▶ [Material for the task]:
————
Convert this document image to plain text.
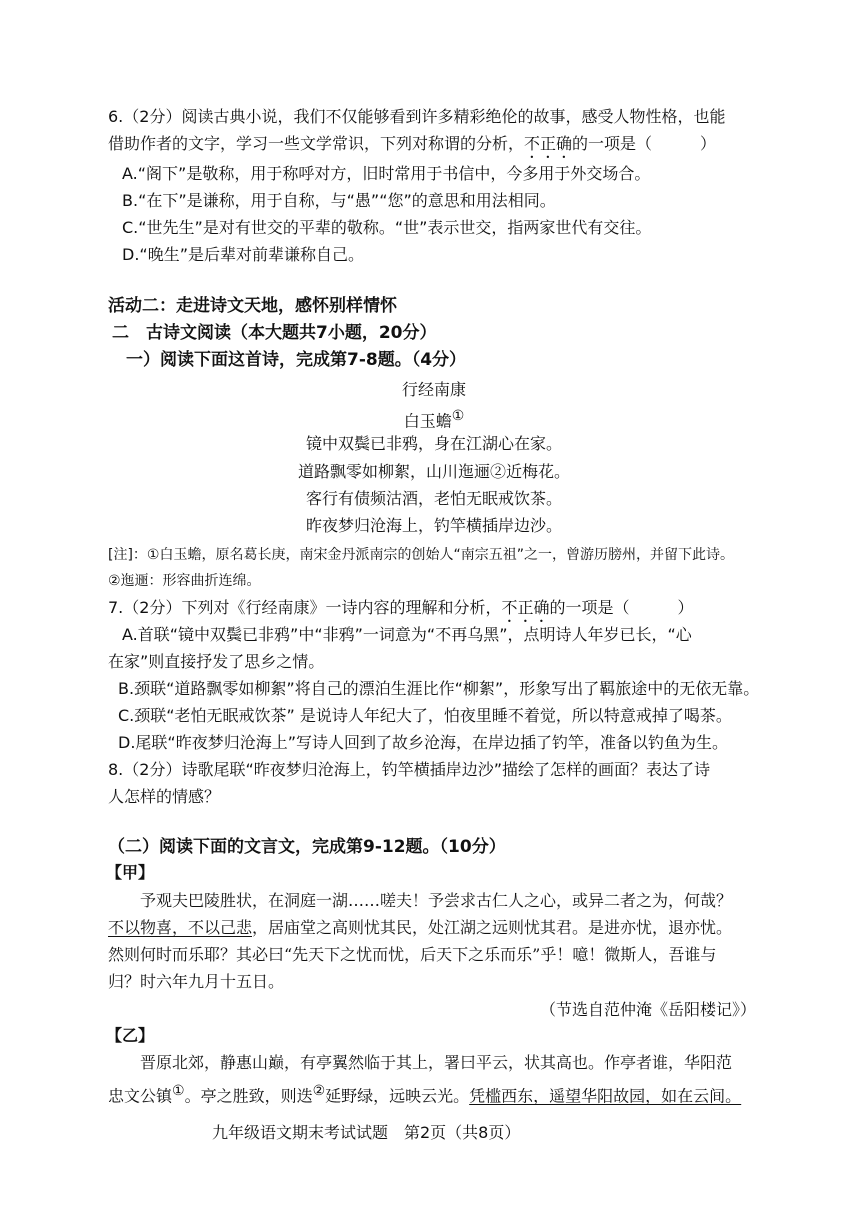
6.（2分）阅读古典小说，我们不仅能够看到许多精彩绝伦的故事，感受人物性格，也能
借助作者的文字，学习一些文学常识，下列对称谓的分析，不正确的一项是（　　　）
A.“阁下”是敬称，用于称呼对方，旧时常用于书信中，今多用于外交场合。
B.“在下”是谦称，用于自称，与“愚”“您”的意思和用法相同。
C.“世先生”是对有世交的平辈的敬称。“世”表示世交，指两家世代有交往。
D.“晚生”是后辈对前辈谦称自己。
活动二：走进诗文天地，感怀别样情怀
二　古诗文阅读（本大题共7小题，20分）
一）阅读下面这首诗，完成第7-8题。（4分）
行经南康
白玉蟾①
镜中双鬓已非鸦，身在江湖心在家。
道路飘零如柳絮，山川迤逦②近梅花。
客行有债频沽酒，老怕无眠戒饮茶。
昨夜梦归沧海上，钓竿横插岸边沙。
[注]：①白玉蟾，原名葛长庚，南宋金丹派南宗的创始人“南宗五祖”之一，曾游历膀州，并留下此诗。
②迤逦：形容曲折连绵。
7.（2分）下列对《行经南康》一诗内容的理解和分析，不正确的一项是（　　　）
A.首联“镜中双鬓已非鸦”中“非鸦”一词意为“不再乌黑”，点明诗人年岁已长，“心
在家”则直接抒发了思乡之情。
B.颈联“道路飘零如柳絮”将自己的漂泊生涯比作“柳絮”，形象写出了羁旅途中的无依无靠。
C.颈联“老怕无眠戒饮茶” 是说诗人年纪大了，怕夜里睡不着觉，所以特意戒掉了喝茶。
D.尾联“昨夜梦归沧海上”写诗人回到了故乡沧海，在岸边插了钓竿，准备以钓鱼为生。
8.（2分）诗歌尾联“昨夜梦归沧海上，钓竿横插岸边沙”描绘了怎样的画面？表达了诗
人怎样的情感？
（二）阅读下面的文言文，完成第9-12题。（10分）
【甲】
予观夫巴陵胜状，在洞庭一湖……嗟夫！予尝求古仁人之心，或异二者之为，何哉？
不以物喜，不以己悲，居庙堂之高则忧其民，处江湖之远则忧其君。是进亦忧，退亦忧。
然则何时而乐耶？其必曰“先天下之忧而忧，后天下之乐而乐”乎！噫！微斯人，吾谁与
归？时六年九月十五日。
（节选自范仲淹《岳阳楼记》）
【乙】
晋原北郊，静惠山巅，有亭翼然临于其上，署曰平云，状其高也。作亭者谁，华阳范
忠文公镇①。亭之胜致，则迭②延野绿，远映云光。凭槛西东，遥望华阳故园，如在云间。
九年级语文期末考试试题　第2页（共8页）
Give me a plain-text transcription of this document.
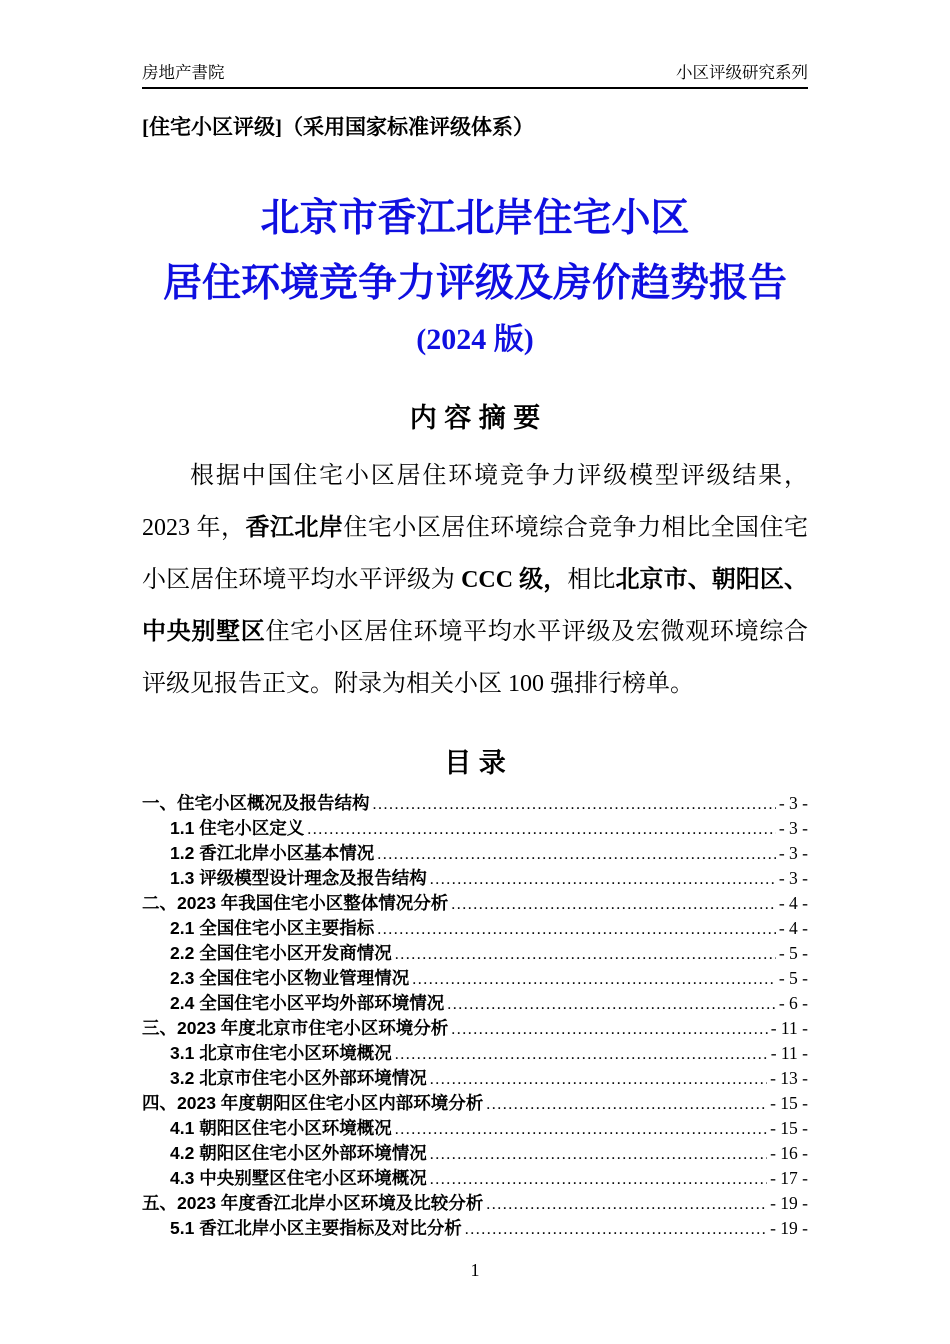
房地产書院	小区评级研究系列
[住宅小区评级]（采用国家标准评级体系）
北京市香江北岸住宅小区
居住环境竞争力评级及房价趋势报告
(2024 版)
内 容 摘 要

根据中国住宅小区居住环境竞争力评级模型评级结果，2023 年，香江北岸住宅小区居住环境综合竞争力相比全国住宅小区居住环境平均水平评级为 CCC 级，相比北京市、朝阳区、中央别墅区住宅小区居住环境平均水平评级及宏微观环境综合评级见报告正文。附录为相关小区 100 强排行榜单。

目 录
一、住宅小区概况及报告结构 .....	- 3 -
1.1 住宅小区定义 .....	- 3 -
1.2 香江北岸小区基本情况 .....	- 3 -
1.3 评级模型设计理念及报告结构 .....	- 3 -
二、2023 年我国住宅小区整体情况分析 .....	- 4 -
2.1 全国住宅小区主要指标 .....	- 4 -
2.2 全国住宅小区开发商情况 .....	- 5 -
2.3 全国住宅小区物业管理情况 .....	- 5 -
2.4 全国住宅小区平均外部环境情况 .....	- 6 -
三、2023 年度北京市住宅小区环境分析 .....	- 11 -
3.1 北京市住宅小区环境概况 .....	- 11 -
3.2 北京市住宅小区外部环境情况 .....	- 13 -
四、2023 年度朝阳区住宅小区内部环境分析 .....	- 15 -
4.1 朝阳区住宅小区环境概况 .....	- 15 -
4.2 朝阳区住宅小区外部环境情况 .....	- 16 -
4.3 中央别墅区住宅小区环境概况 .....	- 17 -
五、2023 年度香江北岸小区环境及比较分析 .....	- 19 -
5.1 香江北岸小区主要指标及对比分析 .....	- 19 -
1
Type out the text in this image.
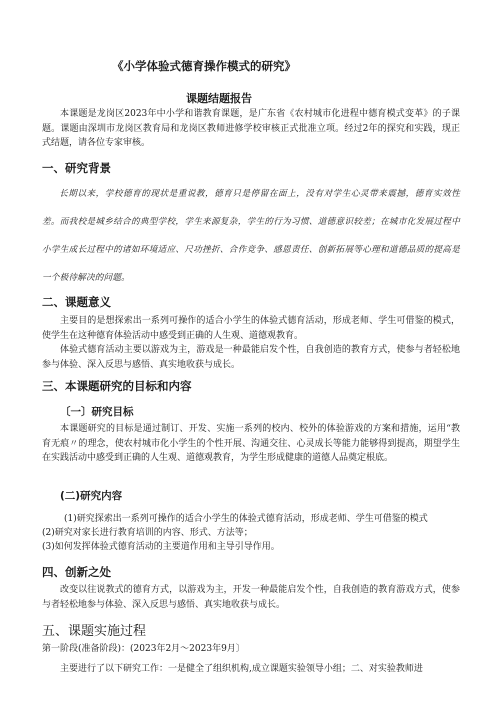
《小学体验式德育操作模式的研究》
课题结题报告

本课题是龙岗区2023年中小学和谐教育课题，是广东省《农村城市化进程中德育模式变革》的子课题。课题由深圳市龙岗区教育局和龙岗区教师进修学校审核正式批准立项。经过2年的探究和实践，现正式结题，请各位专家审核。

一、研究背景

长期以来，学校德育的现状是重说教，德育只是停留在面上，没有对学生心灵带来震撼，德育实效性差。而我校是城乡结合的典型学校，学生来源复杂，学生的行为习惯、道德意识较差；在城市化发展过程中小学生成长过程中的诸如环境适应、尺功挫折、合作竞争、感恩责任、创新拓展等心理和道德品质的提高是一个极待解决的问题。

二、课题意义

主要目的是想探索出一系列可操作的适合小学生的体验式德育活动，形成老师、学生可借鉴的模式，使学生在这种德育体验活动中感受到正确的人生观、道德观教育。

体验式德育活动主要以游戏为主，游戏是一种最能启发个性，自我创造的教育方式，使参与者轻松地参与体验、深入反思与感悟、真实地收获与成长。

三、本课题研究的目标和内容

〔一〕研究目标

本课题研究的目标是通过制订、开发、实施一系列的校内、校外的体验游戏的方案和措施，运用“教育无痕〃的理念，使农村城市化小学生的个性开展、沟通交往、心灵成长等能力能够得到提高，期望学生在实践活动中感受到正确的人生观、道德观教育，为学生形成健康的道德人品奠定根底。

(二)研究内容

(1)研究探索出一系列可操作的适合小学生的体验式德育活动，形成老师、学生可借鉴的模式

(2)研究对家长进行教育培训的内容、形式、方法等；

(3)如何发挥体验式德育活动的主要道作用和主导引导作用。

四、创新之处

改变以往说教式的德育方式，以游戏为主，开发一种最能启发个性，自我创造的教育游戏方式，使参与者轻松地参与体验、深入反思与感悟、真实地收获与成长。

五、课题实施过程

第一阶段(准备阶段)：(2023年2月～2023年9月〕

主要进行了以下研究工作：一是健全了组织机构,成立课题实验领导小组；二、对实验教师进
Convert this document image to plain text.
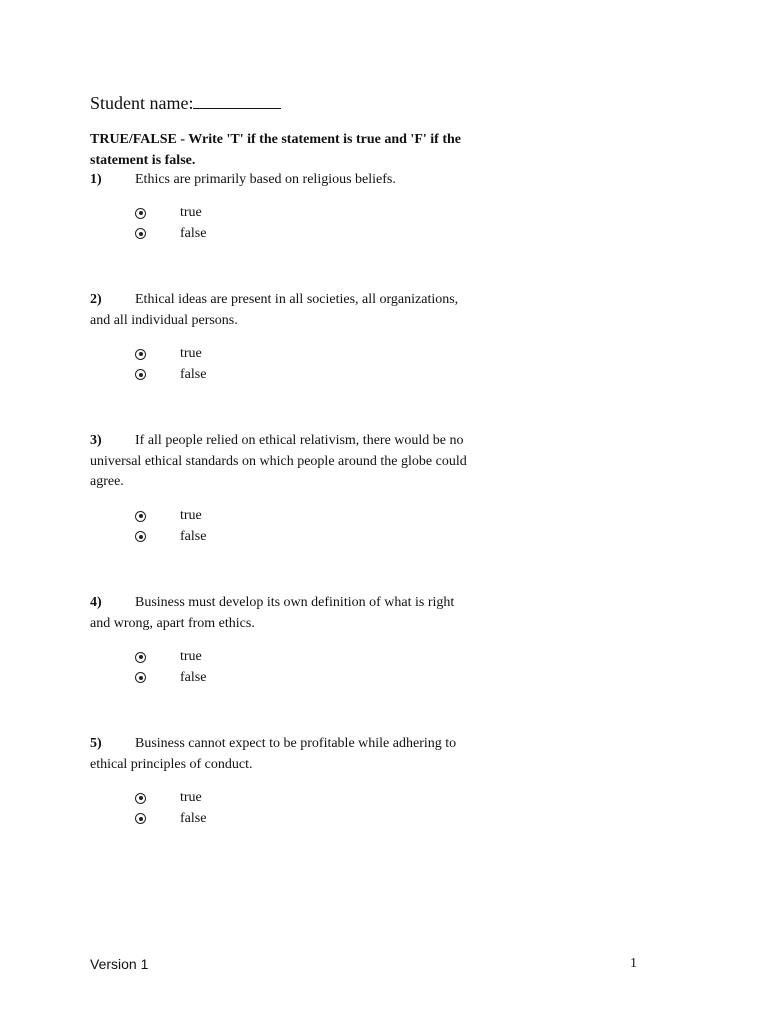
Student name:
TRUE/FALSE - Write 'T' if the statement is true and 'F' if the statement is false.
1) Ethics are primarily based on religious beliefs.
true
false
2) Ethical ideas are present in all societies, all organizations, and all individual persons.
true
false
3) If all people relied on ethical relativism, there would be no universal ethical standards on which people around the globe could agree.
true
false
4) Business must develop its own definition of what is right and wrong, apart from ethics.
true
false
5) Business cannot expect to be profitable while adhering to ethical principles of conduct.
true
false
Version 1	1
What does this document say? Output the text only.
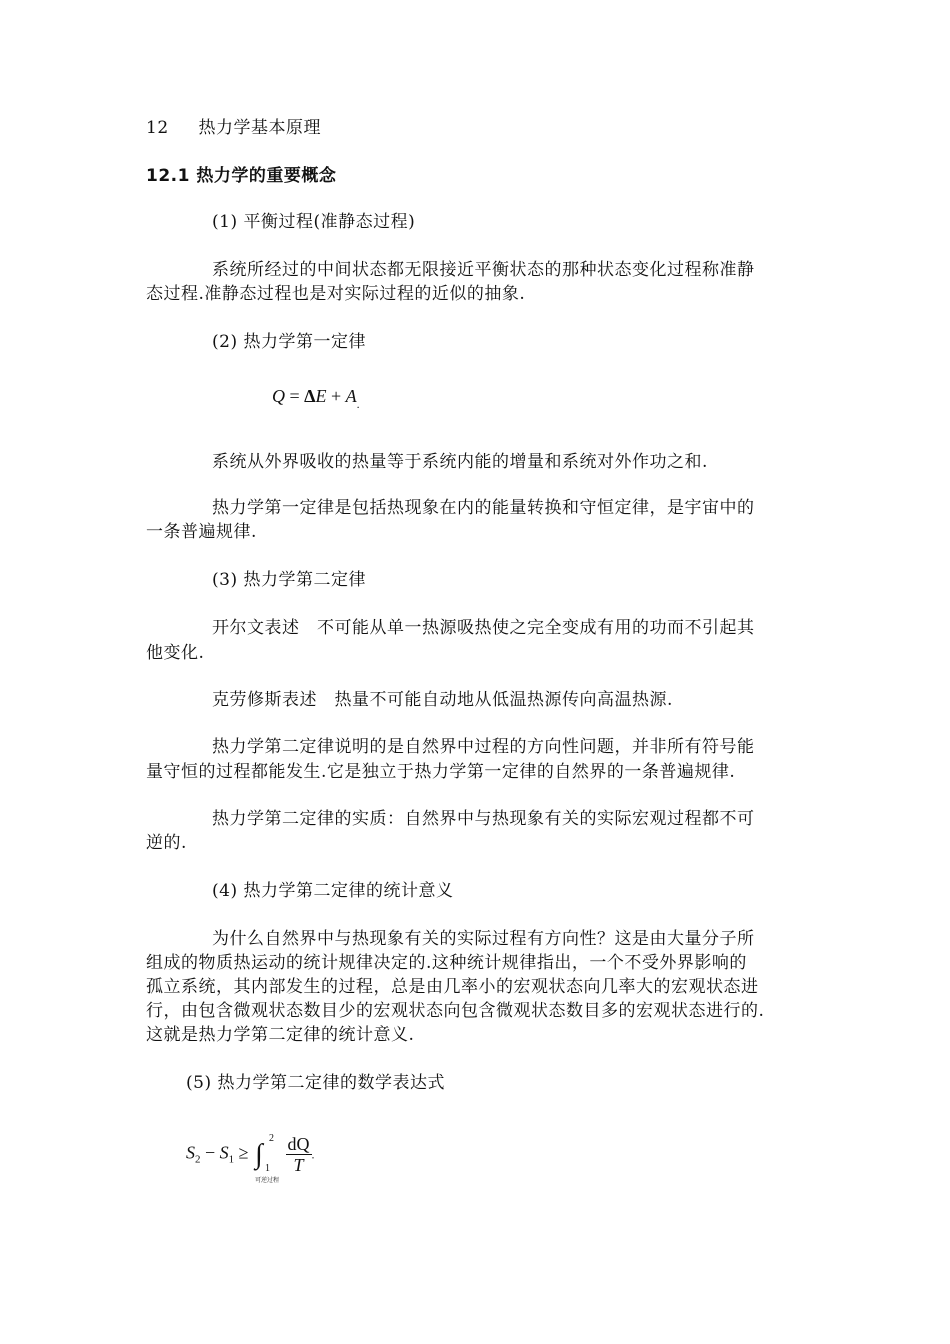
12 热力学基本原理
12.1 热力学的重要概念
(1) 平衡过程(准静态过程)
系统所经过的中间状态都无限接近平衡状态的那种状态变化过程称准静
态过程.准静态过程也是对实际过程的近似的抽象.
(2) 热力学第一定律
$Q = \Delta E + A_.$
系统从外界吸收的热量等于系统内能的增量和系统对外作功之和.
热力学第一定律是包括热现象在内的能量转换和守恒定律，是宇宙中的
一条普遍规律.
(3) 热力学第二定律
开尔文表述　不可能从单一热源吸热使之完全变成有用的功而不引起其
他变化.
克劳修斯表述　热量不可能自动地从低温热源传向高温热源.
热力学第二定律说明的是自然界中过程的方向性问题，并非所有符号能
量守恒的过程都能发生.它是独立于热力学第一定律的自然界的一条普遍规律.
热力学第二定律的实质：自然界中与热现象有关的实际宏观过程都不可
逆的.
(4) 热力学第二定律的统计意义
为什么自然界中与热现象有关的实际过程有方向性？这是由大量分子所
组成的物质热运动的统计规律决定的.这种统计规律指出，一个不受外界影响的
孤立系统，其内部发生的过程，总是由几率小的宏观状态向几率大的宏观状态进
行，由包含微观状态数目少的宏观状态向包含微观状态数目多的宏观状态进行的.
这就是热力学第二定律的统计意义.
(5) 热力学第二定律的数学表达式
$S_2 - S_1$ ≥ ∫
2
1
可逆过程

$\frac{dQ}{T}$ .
————
Identify the lines above that contain the word "形成老师", then copy them.

▶ [Solved problem]:
主要目的是想探索出一系列可操作的适合小学生的体验式德育活动，形成老师、学生可借鉴的模式，使学生在这种德育体验活动中感受到正确的人生观、道德观教育。
(1)研究探索出一系列可操作的适合小学生的体验式德育活动，形成老师、学生可借鉴的模式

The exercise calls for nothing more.